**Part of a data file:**
----

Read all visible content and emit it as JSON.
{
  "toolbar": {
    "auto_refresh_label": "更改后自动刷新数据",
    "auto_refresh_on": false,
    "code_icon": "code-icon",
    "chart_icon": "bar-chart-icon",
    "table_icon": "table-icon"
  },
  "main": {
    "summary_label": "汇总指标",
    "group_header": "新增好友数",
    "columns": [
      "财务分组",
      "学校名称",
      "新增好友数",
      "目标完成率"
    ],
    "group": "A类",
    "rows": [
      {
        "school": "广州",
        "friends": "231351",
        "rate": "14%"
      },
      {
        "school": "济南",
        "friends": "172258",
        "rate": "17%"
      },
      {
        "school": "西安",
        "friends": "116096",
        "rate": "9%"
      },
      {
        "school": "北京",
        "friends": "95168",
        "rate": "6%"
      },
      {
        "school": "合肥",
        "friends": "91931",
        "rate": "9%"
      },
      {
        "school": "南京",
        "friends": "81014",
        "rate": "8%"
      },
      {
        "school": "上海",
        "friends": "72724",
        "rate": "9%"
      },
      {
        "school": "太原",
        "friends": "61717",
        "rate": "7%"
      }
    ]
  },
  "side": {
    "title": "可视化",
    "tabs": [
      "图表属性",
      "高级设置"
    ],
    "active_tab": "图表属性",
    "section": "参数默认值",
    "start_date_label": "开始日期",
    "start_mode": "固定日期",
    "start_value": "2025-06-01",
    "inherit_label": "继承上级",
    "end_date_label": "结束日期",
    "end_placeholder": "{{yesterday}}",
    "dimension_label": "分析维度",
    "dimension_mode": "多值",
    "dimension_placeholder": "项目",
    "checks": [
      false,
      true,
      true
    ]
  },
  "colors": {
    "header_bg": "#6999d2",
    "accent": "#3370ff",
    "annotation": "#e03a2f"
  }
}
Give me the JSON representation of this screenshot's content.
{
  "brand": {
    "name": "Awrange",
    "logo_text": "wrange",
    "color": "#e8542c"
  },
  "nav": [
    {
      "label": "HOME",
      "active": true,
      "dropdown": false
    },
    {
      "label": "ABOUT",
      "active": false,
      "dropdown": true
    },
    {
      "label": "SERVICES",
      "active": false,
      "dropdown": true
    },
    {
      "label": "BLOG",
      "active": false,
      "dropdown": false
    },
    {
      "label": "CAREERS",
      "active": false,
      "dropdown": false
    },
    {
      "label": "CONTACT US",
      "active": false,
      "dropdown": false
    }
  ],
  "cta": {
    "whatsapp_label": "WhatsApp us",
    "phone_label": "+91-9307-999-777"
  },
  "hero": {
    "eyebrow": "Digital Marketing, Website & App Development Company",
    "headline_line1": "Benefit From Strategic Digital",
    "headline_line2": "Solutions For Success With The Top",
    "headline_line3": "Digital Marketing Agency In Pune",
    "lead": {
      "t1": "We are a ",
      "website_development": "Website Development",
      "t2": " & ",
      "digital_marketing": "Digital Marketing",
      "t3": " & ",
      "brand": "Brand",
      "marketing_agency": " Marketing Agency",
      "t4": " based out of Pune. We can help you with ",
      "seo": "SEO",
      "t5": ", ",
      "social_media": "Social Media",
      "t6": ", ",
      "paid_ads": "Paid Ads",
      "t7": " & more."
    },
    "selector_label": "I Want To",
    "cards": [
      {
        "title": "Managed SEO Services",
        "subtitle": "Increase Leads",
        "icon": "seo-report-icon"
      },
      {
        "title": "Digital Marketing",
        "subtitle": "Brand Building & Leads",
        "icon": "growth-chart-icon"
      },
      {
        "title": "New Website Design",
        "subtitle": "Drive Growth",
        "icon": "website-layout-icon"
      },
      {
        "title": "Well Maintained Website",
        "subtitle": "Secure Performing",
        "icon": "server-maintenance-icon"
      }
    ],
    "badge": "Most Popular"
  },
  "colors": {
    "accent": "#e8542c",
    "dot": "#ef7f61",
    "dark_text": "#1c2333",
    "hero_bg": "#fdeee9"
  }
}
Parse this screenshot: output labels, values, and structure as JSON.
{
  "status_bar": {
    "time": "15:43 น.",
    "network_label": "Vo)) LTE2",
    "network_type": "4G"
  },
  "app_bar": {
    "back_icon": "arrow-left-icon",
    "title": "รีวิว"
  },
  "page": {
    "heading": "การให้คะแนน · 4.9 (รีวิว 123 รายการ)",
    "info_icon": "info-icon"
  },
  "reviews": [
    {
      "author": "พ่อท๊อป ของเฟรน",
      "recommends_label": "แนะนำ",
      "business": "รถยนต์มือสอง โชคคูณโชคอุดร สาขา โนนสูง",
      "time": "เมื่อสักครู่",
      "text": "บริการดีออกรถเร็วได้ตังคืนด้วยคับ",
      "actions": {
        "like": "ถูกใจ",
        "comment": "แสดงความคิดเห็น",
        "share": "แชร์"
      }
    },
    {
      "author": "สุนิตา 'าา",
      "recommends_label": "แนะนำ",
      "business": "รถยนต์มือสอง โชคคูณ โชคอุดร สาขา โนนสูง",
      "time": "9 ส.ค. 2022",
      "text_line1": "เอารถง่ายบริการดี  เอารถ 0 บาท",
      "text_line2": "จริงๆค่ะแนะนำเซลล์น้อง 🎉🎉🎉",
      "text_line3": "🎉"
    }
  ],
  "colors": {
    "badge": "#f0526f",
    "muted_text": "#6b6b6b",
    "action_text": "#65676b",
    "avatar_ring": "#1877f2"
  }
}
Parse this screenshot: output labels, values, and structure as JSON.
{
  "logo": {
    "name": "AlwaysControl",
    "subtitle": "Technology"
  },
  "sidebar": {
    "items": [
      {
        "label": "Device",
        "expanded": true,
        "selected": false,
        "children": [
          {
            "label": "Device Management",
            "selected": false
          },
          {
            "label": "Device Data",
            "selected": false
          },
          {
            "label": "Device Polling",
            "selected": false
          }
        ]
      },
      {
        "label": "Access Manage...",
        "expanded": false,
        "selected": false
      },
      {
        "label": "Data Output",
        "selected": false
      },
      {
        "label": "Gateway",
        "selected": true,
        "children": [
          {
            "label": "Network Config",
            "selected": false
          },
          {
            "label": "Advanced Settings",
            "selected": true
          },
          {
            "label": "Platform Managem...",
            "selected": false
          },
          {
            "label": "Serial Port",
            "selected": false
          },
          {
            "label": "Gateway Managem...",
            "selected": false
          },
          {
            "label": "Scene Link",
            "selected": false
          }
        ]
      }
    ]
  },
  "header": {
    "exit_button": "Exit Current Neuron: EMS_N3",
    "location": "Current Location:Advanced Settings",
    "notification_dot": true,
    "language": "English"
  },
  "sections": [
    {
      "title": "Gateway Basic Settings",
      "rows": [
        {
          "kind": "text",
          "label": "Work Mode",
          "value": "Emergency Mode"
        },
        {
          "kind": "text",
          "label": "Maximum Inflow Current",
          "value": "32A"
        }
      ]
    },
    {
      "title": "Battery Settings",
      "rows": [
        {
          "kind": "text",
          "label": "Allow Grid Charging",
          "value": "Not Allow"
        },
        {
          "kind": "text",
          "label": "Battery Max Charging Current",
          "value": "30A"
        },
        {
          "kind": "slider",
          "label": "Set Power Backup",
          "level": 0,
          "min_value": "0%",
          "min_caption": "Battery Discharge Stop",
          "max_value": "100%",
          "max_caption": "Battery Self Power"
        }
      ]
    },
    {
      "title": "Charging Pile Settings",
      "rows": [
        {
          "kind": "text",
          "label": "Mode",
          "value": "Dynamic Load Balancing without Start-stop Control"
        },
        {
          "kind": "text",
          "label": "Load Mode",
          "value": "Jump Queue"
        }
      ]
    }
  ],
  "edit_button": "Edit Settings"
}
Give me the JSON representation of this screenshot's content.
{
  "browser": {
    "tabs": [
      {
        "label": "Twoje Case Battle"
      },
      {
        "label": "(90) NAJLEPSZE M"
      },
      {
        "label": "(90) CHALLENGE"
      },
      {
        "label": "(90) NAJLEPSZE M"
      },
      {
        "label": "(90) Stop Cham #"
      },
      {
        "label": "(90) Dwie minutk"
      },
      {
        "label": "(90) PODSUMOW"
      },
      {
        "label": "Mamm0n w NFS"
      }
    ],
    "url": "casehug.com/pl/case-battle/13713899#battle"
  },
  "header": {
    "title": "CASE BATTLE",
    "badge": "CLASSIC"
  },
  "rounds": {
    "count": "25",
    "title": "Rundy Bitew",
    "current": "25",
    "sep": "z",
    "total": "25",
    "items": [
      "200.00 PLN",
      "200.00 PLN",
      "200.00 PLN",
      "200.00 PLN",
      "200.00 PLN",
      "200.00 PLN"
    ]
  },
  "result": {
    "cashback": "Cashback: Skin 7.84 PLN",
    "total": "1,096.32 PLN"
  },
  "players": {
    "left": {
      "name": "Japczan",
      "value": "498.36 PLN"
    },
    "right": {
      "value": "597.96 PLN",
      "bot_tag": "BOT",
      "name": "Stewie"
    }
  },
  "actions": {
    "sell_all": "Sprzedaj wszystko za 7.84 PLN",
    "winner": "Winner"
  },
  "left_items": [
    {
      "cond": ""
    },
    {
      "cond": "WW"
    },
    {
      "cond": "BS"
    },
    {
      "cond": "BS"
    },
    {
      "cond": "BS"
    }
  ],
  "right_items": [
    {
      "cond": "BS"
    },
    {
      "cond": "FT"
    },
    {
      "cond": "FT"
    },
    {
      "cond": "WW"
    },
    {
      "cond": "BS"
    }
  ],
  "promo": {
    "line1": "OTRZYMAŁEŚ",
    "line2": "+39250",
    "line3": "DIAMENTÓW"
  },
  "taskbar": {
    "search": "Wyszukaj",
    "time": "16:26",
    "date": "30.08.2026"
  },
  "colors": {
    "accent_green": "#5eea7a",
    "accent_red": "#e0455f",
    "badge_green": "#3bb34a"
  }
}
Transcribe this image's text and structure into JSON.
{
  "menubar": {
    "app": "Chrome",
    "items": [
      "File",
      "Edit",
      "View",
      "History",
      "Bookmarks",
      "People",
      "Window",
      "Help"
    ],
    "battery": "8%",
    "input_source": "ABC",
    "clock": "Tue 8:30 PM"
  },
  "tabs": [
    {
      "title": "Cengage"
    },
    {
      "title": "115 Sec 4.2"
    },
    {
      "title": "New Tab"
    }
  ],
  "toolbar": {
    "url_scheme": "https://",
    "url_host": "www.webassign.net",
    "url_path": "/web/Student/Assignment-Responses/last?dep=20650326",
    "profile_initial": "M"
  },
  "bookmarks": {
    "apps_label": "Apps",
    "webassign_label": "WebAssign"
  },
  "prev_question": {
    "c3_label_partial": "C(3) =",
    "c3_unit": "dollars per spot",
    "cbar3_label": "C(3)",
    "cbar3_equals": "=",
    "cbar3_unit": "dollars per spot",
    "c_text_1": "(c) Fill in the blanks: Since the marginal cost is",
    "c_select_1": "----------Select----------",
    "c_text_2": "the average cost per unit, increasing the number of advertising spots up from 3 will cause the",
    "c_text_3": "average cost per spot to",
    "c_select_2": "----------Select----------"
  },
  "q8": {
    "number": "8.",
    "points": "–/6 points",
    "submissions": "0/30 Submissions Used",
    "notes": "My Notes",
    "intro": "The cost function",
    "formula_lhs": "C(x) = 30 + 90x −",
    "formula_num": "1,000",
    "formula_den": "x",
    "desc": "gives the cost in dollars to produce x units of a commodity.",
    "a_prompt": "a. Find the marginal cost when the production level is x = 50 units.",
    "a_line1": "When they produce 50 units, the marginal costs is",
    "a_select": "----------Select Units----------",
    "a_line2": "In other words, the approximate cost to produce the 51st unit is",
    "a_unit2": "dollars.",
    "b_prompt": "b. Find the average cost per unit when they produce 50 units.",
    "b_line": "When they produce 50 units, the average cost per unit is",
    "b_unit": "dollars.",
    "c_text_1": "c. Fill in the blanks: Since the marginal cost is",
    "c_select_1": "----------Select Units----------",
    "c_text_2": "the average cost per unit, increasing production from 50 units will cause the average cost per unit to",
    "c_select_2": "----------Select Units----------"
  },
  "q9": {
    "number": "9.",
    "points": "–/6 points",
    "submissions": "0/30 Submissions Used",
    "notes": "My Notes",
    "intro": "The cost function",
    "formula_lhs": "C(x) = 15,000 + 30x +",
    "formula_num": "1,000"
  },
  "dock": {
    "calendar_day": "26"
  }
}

----

**What is being asked:**
Scan the data above and copy every line with "blanks" in it.

**Correct result:**
    "c_text_1": "(c) Fill in the blanks: Since the marginal cost is",
    "c_text_1": "c. Fill in the blanks: Since the marginal cost is",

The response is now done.